EXERCISE BRIEF:
All lines featuring the string "photoproduction" are to be listed.

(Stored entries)

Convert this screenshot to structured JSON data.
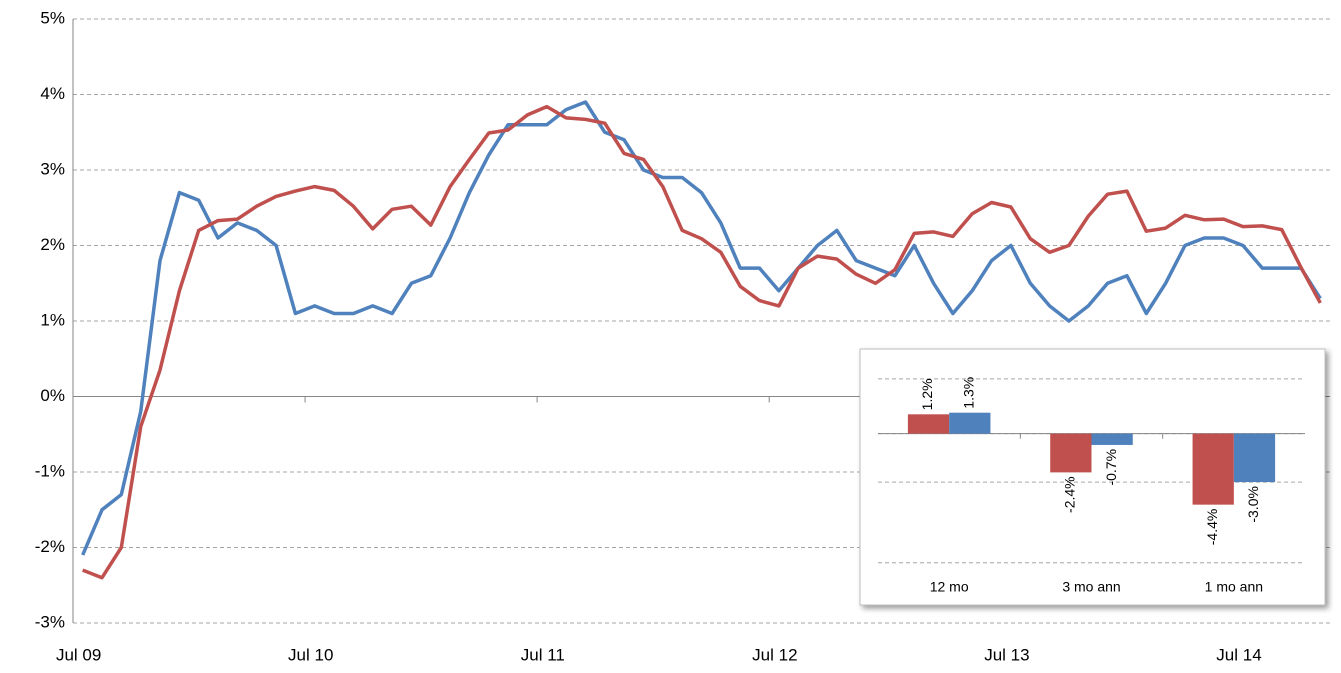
{
  "chart_data": [
    {
      "type": "line",
      "categories": [
        "Jul 09",
        null,
        null,
        null,
        null,
        null,
        null,
        null,
        null,
        null,
        null,
        null,
        "Jul 10",
        null,
        null,
        null,
        null,
        null,
        null,
        null,
        null,
        null,
        null,
        null,
        "Jul 11",
        null,
        null,
        null,
        null,
        null,
        null,
        null,
        null,
        null,
        null,
        null,
        "Jul 12",
        null,
        null,
        null,
        null,
        null,
        null,
        null,
        null,
        null,
        null,
        null,
        "Jul 13",
        null,
        null,
        null,
        null,
        null,
        null,
        null,
        null,
        null,
        null,
        null,
        "Jul 14",
        null,
        null,
        null,
        null
      ],
      "series": [
        {
          "color": "#4f81bd",
          "values": [
            -2.1,
            -1.5,
            -1.3,
            -0.2,
            1.8,
            2.7,
            2.6,
            2.1,
            2.3,
            2.2,
            2.0,
            1.1,
            1.2,
            1.1,
            1.1,
            1.2,
            1.1,
            1.5,
            1.6,
            2.1,
            2.7,
            3.2,
            3.6,
            3.6,
            3.6,
            3.8,
            3.9,
            3.5,
            3.4,
            3.0,
            2.9,
            2.9,
            2.7,
            2.3,
            1.7,
            1.7,
            1.4,
            1.7,
            2.0,
            2.2,
            1.8,
            1.7,
            1.6,
            2.0,
            1.5,
            1.1,
            1.4,
            1.8,
            2.0,
            1.5,
            1.2,
            1.0,
            1.2,
            1.5,
            1.6,
            1.1,
            1.5,
            2.0,
            2.1,
            2.1,
            2.0,
            1.7,
            1.7,
            1.7,
            1.3
          ]
        },
        {
          "color": "#c0504d",
          "values": [
            -2.3,
            -2.4,
            -2.0,
            -0.4,
            0.35,
            1.4,
            2.2,
            2.33,
            2.35,
            2.52,
            2.65,
            2.72,
            2.78,
            2.73,
            2.52,
            2.22,
            2.48,
            2.52,
            2.27,
            2.78,
            3.14,
            3.49,
            3.53,
            3.73,
            3.84,
            3.69,
            3.67,
            3.62,
            3.22,
            3.14,
            2.78,
            2.2,
            2.09,
            1.91,
            1.46,
            1.27,
            1.2,
            1.7,
            1.86,
            1.82,
            1.62,
            1.5,
            1.68,
            2.16,
            2.18,
            2.12,
            2.42,
            2.57,
            2.51,
            2.09,
            1.91,
            2.0,
            2.39,
            2.68,
            2.72,
            2.19,
            2.23,
            2.4,
            2.34,
            2.35,
            2.25,
            2.26,
            2.21,
            1.71,
            1.24
          ]
        }
      ],
      "ylim": [
        -3,
        5
      ],
      "yticks": [
        {
          "value": -3,
          "label": "-3%"
        },
        {
          "value": -2,
          "label": "-2%"
        },
        {
          "value": -1,
          "label": "-1%"
        },
        {
          "value": 0,
          "label": "0%"
        },
        {
          "value": 1,
          "label": "1%"
        },
        {
          "value": 2,
          "label": "2%"
        },
        {
          "value": 3,
          "label": "3%"
        },
        {
          "value": 4,
          "label": "4%"
        },
        {
          "value": 5,
          "label": "5%"
        }
      ],
      "grid": true
    },
    {
      "type": "bar",
      "categories": [
        "12 mo",
        "3 mo ann",
        "1 mo ann"
      ],
      "series": [
        {
          "color": "#c0504d",
          "values": [
            1.2,
            -2.4,
            -4.4
          ],
          "value_labels": [
            "1.2%",
            "-2.4%",
            "-4.4%"
          ]
        },
        {
          "color": "#4f81bd",
          "values": [
            1.3,
            -0.7,
            -3.0
          ],
          "value_labels": [
            "1.3%",
            "-0.7%",
            "-3.0%"
          ]
        }
      ],
      "ylim": [
        -10,
        5
      ],
      "yticks": [
        -8,
        -3,
        0,
        3.4
      ],
      "grid": true
    }
  ]
}
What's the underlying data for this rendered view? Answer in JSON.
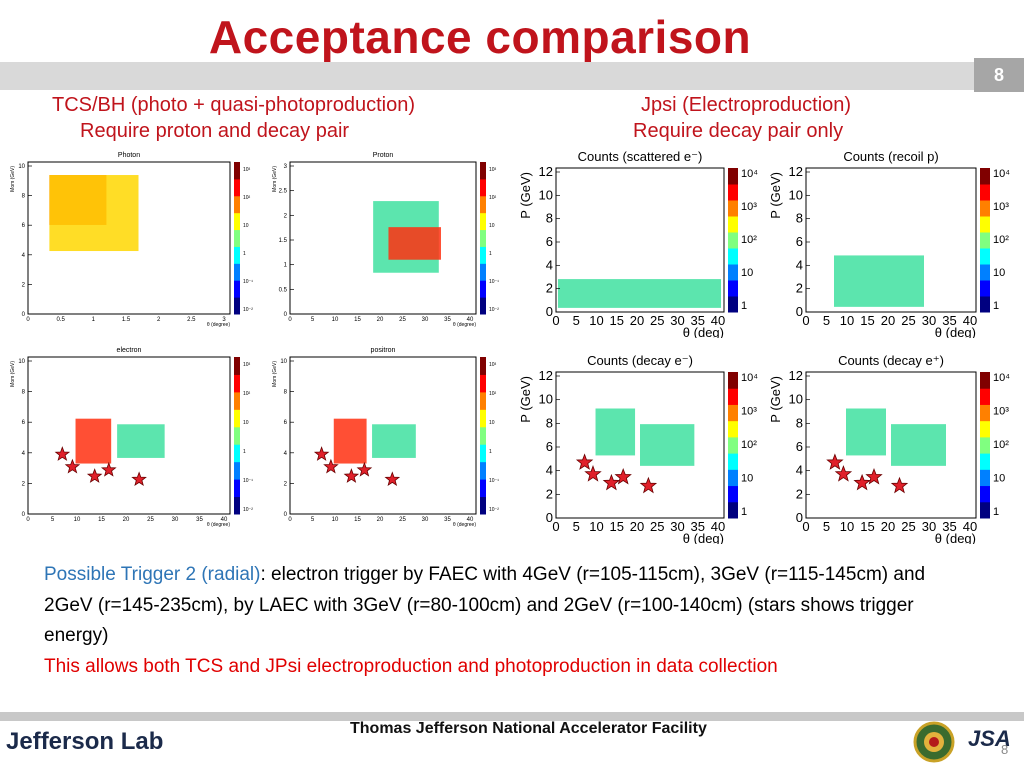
{
  "slide": {
    "title": "Acceptance comparison",
    "page_number": "8",
    "page_number_small": "8"
  },
  "headers": {
    "left_line1": "TCS/BH (photo + quasi-photoproduction)",
    "left_line2": "Require proton and decay pair",
    "right_line1": "Jpsi (Electroproduction)",
    "right_line2": "Require decay pair only"
  },
  "plots": {
    "photon": {
      "title": "Photon",
      "ylabel": "Mom (GeV)",
      "xlabel": "θ (degree)",
      "yticks": [
        "10",
        "8",
        "6",
        "4",
        "2",
        "0"
      ],
      "xticks": [
        "0",
        "0.5",
        "1",
        "1.5",
        "2",
        "2.5",
        "3"
      ],
      "zticks": [
        "10³",
        "10²",
        "10",
        "1",
        "10⁻¹",
        "10⁻²"
      ]
    },
    "proton": {
      "title": "Proton",
      "ylabel": "Mom (GeV)",
      "xlabel": "θ (degree)",
      "yticks": [
        "3",
        "2.5",
        "2",
        "1.5",
        "1",
        "0.5",
        "0"
      ],
      "xticks": [
        "0",
        "5",
        "10",
        "15",
        "20",
        "25",
        "30",
        "35",
        "40"
      ],
      "zticks": [
        "10³",
        "10²",
        "10",
        "1",
        "10⁻¹",
        "10⁻²"
      ]
    },
    "electron": {
      "title": "electron",
      "ylabel": "Mom (GeV)",
      "xlabel": "θ (degree)",
      "yticks": [
        "10",
        "8",
        "6",
        "4",
        "2",
        "0"
      ],
      "xticks": [
        "0",
        "5",
        "10",
        "15",
        "20",
        "25",
        "30",
        "35",
        "40"
      ],
      "zticks": [
        "10³",
        "10²",
        "10",
        "1",
        "10⁻¹",
        "10⁻²"
      ]
    },
    "positron": {
      "title": "positron",
      "ylabel": "Mom (GeV)",
      "xlabel": "θ (degree)",
      "yticks": [
        "10",
        "8",
        "6",
        "4",
        "2",
        "0"
      ],
      "xticks": [
        "0",
        "5",
        "10",
        "15",
        "20",
        "25",
        "30",
        "35",
        "40"
      ],
      "zticks": [
        "10³",
        "10²",
        "10",
        "1",
        "10⁻¹",
        "10⁻²"
      ]
    },
    "scattered_e": {
      "title": "Counts (scattered e⁻)",
      "ylabel": "P (GeV)",
      "xlabel": "θ (deg)",
      "yticks": [
        "12",
        "10",
        "8",
        "6",
        "4",
        "2",
        "0"
      ],
      "xticks": [
        "0",
        "5",
        "10",
        "15",
        "20",
        "25",
        "30",
        "35",
        "40"
      ],
      "zticks": [
        "10⁴",
        "10³",
        "10²",
        "10",
        "1"
      ]
    },
    "recoil_p": {
      "title": "Counts (recoil p)",
      "ylabel": "P (GeV)",
      "xlabel": "θ (deg)",
      "yticks": [
        "12",
        "10",
        "8",
        "6",
        "4",
        "2",
        "0"
      ],
      "xticks": [
        "0",
        "5",
        "10",
        "15",
        "20",
        "25",
        "30",
        "35",
        "40"
      ],
      "zticks": [
        "10⁴",
        "10³",
        "10²",
        "10",
        "1"
      ]
    },
    "decay_e_minus": {
      "title": "Counts (decay e⁻)",
      "ylabel": "P (GeV)",
      "xlabel": "θ (deg)",
      "yticks": [
        "12",
        "10",
        "8",
        "6",
        "4",
        "2",
        "0"
      ],
      "xticks": [
        "0",
        "5",
        "10",
        "15",
        "20",
        "25",
        "30",
        "35",
        "40"
      ],
      "zticks": [
        "10⁴",
        "10³",
        "10²",
        "10",
        "1"
      ]
    },
    "decay_e_plus": {
      "title": "Counts (decay e⁺)",
      "ylabel": "P (GeV)",
      "xlabel": "θ (deg)",
      "yticks": [
        "12",
        "10",
        "8",
        "6",
        "4",
        "2",
        "0"
      ],
      "xticks": [
        "0",
        "5",
        "10",
        "15",
        "20",
        "25",
        "30",
        "35",
        "40"
      ],
      "zticks": [
        "10⁴",
        "10³",
        "10²",
        "10",
        "1"
      ]
    }
  },
  "body": {
    "trigger_label": "Possible Trigger 2 (radial)",
    "trigger_text": ": electron trigger by FAEC with 4GeV (r=105-115cm), 3GeV (r=115-145cm) and 2GeV (r=145-235cm), by LAEC with 3GeV (r=80-100cm) and 2GeV (r=100-140cm) (stars shows trigger energy)",
    "highlight": "This allows both TCS and JPsi electroproduction and photoproduction in data collection"
  },
  "footer": {
    "lab_logo": "Jefferson Lab",
    "facility": "Thomas Jefferson National Accelerator Facility",
    "jsa_logo": "JSA"
  },
  "colors": {
    "title": "#c0141c",
    "trigger_blue": "#2e75b6",
    "highlight_red": "#e00000"
  }
}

COMPLETE RESPONSE:
    "left_line1": "TCS/BH (photo + quasi-photoproduction)",
    "highlight": "This allows both TCS and JPsi electroproduction and photoproduction in data collection"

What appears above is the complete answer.